**Given request**: The data must be returned in full and exactly as given.

**Records about charts and figures**:
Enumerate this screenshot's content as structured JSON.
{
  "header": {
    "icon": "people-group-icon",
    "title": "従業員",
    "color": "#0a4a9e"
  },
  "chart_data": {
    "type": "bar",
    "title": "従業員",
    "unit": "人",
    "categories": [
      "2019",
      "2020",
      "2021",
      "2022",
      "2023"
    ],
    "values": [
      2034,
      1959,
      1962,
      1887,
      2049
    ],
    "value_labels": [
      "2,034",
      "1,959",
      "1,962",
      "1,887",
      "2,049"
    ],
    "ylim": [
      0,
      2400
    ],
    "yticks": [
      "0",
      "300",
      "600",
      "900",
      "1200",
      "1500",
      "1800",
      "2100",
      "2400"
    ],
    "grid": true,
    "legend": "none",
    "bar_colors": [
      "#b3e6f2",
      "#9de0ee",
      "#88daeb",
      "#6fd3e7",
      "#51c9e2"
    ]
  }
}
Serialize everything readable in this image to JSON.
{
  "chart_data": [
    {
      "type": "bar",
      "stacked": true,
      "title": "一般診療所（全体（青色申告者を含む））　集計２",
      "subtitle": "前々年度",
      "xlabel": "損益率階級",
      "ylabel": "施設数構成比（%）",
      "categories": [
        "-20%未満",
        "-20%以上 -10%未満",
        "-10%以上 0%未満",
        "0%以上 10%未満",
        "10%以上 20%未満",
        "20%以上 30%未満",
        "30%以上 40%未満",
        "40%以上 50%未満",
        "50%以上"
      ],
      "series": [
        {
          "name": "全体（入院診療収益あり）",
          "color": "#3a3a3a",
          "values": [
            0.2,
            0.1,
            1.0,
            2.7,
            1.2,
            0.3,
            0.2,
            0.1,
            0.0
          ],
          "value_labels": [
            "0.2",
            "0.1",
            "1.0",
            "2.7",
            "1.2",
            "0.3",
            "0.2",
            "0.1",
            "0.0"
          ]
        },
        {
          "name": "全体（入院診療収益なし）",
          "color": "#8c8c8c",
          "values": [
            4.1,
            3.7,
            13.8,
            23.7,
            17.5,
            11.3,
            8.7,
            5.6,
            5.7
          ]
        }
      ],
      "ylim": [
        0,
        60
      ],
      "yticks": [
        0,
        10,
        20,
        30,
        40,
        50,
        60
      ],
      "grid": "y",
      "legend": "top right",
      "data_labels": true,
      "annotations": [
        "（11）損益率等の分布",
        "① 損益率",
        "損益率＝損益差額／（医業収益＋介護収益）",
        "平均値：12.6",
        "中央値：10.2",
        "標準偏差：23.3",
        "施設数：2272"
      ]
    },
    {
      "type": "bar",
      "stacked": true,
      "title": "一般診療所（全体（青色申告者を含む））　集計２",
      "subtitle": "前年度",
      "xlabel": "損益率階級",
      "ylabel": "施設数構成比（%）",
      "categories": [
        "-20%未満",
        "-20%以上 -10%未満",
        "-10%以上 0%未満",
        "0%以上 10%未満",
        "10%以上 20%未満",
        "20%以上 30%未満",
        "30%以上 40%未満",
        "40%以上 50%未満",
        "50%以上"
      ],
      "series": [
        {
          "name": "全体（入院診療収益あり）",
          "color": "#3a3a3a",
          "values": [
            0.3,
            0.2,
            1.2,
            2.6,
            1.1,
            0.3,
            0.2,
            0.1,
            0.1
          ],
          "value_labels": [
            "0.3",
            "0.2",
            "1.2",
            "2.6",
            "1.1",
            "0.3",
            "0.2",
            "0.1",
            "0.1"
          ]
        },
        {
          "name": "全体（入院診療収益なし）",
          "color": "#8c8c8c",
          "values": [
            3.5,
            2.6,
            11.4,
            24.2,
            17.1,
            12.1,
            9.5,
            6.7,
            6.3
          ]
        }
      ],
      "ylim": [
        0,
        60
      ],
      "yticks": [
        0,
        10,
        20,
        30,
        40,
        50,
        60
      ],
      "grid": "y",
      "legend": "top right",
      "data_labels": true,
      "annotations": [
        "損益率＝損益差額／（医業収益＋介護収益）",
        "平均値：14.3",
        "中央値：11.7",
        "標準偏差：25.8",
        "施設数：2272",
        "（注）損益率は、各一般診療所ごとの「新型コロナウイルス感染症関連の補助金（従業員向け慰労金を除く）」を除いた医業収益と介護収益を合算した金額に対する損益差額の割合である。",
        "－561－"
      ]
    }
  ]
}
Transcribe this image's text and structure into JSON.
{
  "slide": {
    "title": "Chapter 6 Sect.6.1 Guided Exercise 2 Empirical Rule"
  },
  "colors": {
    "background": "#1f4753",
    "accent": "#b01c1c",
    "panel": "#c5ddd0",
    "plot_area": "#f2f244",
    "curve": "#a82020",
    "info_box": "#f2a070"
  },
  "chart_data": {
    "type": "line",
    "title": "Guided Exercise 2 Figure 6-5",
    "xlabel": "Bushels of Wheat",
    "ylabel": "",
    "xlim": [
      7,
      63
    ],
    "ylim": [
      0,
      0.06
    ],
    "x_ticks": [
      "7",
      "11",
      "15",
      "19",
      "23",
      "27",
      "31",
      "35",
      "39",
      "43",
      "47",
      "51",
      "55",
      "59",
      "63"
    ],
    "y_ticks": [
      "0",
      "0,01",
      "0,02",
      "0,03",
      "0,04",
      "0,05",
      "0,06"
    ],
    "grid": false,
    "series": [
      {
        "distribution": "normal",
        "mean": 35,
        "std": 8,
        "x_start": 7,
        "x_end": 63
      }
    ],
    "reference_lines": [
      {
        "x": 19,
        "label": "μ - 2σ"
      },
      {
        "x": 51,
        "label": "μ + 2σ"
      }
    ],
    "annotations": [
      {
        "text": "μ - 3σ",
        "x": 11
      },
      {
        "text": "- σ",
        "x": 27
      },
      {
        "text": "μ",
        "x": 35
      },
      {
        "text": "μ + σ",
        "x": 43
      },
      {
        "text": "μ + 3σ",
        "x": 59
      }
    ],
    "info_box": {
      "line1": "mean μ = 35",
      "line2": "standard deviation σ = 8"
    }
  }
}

**Answer to the task**:
Enumerate this screenshot's content as structured JSON.
{
  "header": {
    "icon": "people-group-icon",
    "title": "従業員",
    "color": "#0a4a9e"
  },
  "chart_data": {
    "type": "bar",
    "title": "従業員",
    "unit": "人",
    "categories": [
      "2019",
      "2020",
      "2021",
      "2022",
      "2023"
    ],
    "values": [
      2034,
      1959,
      1962,
      1887,
      2049
    ],
    "value_labels": [
      "2,034",
      "1,959",
      "1,962",
      "1,887",
      "2,049"
    ],
    "ylim": [
      0,
      2400
    ],
    "yticks": [
      "0",
      "300",
      "600",
      "900",
      "1200",
      "1500",
      "1800",
      "2100",
      "2400"
    ],
    "grid": true,
    "legend": "none",
    "bar_colors": [
      "#b3e6f2",
      "#9de0ee",
      "#88daeb",
      "#6fd3e7",
      "#51c9e2"
    ]
  }
}
Serialize everything readable in this image to JSON.
{
  "chart_data": [
    {
      "type": "bar",
      "stacked": true,
      "title": "一般診療所（全体（青色申告者を含む））　集計２",
      "subtitle": "前々年度",
      "xlabel": "損益率階級",
      "ylabel": "施設数構成比（%）",
      "categories": [
        "-20%未満",
        "-20%以上 -10%未満",
        "-10%以上 0%未満",
        "0%以上 10%未満",
        "10%以上 20%未満",
        "20%以上 30%未満",
        "30%以上 40%未満",
        "40%以上 50%未満",
        "50%以上"
      ],
      "series": [
        {
          "name": "全体（入院診療収益あり）",
          "color": "#3a3a3a",
          "values": [
            0.2,
            0.1,
            1.0,
            2.7,
            1.2,
            0.3,
            0.2,
            0.1,
            0.0
          ],
          "value_labels": [
            "0.2",
            "0.1",
            "1.0",
            "2.7",
            "1.2",
            "0.3",
            "0.2",
            "0.1",
            "0.0"
          ]
        },
        {
          "name": "全体（入院診療収益なし）",
          "color": "#8c8c8c",
          "values": [
            4.1,
            3.7,
            13.8,
            23.7,
            17.5,
            11.3,
            8.7,
            5.6,
            5.7
          ]
        }
      ],
      "ylim": [
        0,
        60
      ],
      "yticks": [
        0,
        10,
        20,
        30,
        40,
        50,
        60
      ],
      "grid": "y",
      "legend": "top right",
      "data_labels": true,
      "annotations": [
        "（11）損益率等の分布",
        "① 損益率",
        "損益率＝損益差額／（医業収益＋介護収益）",
        "平均値：12.6",
        "中央値：10.2",
        "標準偏差：23.3",
        "施設数：2272"
      ]
    },
    {
      "type": "bar",
      "stacked": true,
      "title": "一般診療所（全体（青色申告者を含む））　集計２",
      "subtitle": "前年度",
      "xlabel": "損益率階級",
      "ylabel": "施設数構成比（%）",
      "categories": [
        "-20%未満",
        "-20%以上 -10%未満",
        "-10%以上 0%未満",
        "0%以上 10%未満",
        "10%以上 20%未満",
        "20%以上 30%未満",
        "30%以上 40%未満",
        "40%以上 50%未満",
        "50%以上"
      ],
      "series": [
        {
          "name": "全体（入院診療収益あり）",
          "color": "#3a3a3a",
          "values": [
            0.3,
            0.2,
            1.2,
            2.6,
            1.1,
            0.3,
            0.2,
            0.1,
            0.1
          ],
          "value_labels": [
            "0.3",
            "0.2",
            "1.2",
            "2.6",
            "1.1",
            "0.3",
            "0.2",
            "0.1",
            "0.1"
          ]
        },
        {
          "name": "全体（入院診療収益なし）",
          "color": "#8c8c8c",
          "values": [
            3.5,
            2.6,
            11.4,
            24.2,
            17.1,
            12.1,
            9.5,
            6.7,
            6.3
          ]
        }
      ],
      "ylim": [
        0,
        60
      ],
      "yticks": [
        0,
        10,
        20,
        30,
        40,
        50,
        60
      ],
      "grid": "y",
      "legend": "top right",
      "data_labels": true,
      "annotations": [
        "損益率＝損益差額／（医業収益＋介護収益）",
        "平均値：14.3",
        "中央値：11.7",
        "標準偏差：25.8",
        "施設数：2272",
        "（注）損益率は、各一般診療所ごとの「新型コロナウイルス感染症関連の補助金（従業員向け慰労金を除く）」を除いた医業収益と介護収益を合算した金額に対する損益差額の割合である。",
        "－561－"
      ]
    }
  ]
}
Transcribe this image's text and structure into JSON.
{
  "slide": {
    "title": "Chapter 6 Sect.6.1 Guided Exercise 2 Empirical Rule"
  },
  "colors": {
    "background": "#1f4753",
    "accent": "#b01c1c",
    "panel": "#c5ddd0",
    "plot_area": "#f2f244",
    "curve": "#a82020",
    "info_box": "#f2a070"
  },
  "chart_data": {
    "type": "line",
    "title": "Guided Exercise 2 Figure 6-5",
    "xlabel": "Bushels of Wheat",
    "ylabel": "",
    "xlim": [
      7,
      63
    ],
    "ylim": [
      0,
      0.06
    ],
    "x_ticks": [
      "7",
      "11",
      "15",
      "19",
      "23",
      "27",
      "31",
      "35",
      "39",
      "43",
      "47",
      "51",
      "55",
      "59",
      "63"
    ],
    "y_ticks": [
      "0",
      "0,01",
      "0,02",
      "0,03",
      "0,04",
      "0,05",
      "0,06"
    ],
    "grid": false,
    "series": [
      {
        "distribution": "normal",
        "mean": 35,
        "std": 8,
        "x_start": 7,
        "x_end": 63
      }
    ],
    "reference_lines": [
      {
        "x": 19,
        "label": "μ - 2σ"
      },
      {
        "x": 51,
        "label": "μ + 2σ"
      }
    ],
    "annotations": [
      {
        "text": "μ - 3σ",
        "x": 11
      },
      {
        "text": "- σ",
        "x": 27
      },
      {
        "text": "μ",
        "x": 35
      },
      {
        "text": "μ + σ",
        "x": 43
      },
      {
        "text": "μ + 3σ",
        "x": 59
      }
    ],
    "info_box": {
      "line1": "mean μ = 35",
      "line2": "standard deviation σ = 8"
    }
  }
}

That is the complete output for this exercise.